◆ **Your task**
Pick out the lines below that contain the string "Output" and copy them all.

┌─ Data in this exercise

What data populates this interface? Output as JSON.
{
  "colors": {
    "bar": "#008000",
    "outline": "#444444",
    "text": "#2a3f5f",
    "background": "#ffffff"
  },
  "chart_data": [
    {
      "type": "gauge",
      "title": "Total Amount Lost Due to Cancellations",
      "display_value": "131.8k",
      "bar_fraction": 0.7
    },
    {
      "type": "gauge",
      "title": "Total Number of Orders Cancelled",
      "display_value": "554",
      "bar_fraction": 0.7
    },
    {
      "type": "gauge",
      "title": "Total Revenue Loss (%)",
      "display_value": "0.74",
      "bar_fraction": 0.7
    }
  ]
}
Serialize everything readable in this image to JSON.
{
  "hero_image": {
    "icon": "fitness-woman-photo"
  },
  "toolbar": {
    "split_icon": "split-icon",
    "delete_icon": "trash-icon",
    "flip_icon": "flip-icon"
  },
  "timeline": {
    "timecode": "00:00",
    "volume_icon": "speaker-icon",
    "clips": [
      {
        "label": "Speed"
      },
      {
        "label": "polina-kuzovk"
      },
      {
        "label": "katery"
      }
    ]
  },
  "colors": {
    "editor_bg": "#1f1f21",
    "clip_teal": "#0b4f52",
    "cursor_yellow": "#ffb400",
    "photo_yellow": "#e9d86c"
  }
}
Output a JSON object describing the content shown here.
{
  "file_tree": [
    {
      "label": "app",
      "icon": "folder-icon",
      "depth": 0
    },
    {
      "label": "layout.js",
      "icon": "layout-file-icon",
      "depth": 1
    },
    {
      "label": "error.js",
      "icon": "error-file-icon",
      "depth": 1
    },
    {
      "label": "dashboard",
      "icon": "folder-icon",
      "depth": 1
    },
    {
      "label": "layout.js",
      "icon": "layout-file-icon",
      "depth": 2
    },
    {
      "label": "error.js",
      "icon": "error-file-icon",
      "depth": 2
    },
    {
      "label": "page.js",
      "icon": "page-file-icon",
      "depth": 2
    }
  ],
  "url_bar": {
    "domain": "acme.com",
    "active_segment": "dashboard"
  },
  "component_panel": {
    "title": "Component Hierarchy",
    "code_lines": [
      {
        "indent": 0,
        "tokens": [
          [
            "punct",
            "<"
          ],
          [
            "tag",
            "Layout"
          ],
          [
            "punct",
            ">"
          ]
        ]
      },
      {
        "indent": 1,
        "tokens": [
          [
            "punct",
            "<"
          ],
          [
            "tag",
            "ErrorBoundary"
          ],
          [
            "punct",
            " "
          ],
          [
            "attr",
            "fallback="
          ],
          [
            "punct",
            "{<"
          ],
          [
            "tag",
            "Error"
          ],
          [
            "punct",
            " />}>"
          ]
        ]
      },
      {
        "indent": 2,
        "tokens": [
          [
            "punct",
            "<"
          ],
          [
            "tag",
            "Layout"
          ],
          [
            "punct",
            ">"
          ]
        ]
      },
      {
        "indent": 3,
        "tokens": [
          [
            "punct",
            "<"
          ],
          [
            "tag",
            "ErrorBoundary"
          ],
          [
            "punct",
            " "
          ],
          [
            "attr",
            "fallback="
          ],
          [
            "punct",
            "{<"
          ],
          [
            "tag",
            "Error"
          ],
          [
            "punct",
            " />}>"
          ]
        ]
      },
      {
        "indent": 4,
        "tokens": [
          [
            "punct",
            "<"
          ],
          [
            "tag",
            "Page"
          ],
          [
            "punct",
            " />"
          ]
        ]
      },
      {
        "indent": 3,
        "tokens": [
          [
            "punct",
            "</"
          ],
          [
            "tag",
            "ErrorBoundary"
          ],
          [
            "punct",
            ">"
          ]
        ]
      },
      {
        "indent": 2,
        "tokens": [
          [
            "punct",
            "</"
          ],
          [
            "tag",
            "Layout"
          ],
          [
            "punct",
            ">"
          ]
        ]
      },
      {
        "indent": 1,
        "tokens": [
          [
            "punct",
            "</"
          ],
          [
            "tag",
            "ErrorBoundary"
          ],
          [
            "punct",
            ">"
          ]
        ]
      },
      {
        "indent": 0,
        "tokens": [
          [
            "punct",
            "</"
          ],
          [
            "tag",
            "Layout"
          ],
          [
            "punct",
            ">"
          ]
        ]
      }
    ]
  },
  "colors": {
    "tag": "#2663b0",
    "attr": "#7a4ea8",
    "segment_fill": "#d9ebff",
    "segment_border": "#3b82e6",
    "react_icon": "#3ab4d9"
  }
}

└─

◆ **Correct result**
What data populates this interface? Output as JSON.
Output a JSON object describing the content shown here.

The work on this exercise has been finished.